What is being asked — Wherever the string "database" appears in a line, extract that line.

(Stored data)
□ □ □

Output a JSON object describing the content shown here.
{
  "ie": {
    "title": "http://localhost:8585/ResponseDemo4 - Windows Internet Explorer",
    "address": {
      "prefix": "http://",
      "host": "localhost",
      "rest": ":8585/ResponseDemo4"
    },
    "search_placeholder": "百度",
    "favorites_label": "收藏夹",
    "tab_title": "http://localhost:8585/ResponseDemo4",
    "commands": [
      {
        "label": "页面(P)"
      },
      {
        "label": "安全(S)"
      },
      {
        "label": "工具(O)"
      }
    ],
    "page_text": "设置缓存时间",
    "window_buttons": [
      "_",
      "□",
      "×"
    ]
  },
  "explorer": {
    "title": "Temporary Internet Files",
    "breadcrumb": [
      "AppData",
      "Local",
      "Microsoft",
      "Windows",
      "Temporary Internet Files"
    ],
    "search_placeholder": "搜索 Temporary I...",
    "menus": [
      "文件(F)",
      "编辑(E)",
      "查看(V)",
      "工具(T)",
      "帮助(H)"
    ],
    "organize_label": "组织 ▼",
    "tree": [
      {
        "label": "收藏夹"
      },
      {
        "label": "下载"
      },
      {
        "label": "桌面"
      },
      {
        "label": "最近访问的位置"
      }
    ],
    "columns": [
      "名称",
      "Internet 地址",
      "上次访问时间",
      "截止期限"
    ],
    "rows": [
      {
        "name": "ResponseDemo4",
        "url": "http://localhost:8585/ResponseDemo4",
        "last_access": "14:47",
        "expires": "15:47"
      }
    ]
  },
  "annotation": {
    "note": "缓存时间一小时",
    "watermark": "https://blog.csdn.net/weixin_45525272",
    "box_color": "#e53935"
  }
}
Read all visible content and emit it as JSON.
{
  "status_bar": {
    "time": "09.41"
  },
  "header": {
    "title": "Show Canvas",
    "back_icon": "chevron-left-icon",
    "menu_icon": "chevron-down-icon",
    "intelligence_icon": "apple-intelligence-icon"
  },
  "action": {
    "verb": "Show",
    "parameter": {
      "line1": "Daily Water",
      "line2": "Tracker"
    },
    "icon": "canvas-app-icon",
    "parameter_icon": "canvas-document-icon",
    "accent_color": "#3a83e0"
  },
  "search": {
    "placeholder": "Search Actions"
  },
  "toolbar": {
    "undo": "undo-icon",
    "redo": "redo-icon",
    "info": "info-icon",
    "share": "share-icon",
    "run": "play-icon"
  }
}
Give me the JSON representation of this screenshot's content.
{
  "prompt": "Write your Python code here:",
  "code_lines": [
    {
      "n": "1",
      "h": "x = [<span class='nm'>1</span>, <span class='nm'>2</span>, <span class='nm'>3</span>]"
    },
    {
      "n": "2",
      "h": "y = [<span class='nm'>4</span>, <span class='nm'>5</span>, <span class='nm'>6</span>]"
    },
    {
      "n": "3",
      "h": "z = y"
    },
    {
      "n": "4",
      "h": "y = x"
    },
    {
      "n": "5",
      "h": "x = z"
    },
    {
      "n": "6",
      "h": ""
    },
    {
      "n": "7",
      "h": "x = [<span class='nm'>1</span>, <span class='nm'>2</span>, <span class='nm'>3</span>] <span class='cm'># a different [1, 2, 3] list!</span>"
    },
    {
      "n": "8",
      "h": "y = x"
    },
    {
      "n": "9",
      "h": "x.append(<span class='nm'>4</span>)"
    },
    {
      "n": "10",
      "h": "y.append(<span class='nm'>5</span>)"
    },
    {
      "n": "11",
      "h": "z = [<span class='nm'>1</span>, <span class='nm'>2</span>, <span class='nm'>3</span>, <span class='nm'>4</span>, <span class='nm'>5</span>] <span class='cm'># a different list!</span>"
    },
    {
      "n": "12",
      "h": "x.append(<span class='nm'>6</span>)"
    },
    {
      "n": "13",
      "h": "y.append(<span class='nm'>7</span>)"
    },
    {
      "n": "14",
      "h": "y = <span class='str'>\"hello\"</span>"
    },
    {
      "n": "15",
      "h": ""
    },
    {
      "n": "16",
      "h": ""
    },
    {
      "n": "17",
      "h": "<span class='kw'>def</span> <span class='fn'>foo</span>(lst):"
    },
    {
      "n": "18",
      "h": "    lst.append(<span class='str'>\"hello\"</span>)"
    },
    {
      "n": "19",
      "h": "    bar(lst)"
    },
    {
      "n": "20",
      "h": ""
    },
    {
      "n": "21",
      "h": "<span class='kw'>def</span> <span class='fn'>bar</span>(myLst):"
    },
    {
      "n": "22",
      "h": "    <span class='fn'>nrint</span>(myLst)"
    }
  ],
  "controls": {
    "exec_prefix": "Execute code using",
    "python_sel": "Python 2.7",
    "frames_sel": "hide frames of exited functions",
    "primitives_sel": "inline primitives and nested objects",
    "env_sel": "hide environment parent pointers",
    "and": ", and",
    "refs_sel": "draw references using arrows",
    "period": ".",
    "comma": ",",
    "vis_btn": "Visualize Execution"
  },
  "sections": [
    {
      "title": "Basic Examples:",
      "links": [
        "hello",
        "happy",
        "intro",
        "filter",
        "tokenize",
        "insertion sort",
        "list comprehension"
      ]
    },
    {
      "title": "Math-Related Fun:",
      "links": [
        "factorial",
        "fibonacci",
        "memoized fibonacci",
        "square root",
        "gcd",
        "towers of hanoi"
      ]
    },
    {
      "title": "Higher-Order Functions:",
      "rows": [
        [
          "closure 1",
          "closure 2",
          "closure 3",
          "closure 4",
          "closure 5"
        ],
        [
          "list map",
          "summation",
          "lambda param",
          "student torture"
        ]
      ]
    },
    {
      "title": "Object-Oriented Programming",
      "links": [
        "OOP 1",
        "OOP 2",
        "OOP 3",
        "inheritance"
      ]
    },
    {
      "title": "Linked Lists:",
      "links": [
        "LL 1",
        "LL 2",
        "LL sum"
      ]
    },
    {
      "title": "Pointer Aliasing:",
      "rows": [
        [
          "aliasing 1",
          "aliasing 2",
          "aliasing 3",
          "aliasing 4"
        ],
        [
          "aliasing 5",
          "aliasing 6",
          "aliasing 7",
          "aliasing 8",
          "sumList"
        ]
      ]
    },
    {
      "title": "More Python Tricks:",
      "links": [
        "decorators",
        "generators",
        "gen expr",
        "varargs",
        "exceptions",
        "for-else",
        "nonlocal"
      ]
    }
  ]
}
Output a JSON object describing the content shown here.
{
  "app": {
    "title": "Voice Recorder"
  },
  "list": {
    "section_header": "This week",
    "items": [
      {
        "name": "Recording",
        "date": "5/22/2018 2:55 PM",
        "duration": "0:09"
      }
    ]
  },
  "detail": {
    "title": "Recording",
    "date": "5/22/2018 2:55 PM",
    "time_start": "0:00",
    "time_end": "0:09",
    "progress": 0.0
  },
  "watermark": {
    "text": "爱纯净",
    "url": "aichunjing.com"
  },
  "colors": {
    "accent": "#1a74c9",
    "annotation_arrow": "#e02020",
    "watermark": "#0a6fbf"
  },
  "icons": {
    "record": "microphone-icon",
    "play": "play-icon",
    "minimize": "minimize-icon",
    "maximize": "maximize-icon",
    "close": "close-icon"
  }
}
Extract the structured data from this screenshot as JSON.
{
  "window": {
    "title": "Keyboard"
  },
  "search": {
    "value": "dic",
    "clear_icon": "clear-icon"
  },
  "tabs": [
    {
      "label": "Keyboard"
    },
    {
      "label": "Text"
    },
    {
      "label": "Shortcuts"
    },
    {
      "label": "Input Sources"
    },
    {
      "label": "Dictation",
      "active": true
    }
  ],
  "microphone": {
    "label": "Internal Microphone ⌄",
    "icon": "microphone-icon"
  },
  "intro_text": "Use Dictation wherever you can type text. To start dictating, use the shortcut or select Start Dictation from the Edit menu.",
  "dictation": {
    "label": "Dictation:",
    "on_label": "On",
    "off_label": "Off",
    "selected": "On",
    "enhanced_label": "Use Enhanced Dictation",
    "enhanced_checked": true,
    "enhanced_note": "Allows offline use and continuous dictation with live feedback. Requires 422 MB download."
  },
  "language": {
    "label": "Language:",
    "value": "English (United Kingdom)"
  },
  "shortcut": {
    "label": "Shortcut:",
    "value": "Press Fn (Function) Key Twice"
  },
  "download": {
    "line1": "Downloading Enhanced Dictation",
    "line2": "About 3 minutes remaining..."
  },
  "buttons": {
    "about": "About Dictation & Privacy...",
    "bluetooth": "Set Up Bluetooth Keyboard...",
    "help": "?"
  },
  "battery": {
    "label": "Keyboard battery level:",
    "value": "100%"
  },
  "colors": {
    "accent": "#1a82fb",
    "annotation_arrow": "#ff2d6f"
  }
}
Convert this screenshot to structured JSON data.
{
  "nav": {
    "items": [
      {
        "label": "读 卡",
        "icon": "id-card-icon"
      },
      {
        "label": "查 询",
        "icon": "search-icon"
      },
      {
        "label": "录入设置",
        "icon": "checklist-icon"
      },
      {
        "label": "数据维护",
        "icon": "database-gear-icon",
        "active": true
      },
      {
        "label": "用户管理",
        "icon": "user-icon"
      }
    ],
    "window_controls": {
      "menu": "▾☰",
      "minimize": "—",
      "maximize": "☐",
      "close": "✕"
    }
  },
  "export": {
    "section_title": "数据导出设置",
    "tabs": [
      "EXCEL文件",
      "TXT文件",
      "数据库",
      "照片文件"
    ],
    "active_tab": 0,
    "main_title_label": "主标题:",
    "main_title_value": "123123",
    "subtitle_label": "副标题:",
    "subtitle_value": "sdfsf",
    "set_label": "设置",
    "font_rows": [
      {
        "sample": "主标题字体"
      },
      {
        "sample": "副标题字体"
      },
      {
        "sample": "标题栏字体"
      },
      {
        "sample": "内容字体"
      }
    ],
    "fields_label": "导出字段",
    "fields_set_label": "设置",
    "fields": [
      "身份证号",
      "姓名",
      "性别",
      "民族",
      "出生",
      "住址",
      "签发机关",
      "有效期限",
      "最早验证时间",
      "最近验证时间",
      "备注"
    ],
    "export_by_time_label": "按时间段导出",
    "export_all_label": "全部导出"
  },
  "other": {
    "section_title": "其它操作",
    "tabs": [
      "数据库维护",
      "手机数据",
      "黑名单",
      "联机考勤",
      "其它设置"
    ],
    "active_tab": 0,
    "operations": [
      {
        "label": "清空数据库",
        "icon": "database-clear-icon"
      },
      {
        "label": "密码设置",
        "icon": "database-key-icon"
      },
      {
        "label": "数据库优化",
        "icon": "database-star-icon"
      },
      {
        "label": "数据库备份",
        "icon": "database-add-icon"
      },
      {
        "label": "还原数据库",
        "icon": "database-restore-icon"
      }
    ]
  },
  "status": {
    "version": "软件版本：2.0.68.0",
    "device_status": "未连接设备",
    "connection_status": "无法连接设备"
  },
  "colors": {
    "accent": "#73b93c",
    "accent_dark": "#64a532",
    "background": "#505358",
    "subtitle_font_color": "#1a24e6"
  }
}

□ □ □

Complete answer —
        "icon": "database-gear-icon",
        "icon": "database-clear-icon"
        "icon": "database-key-icon"
        "icon": "database-star-icon"
        "icon": "database-add-icon"
        "icon": "database-restore-icon"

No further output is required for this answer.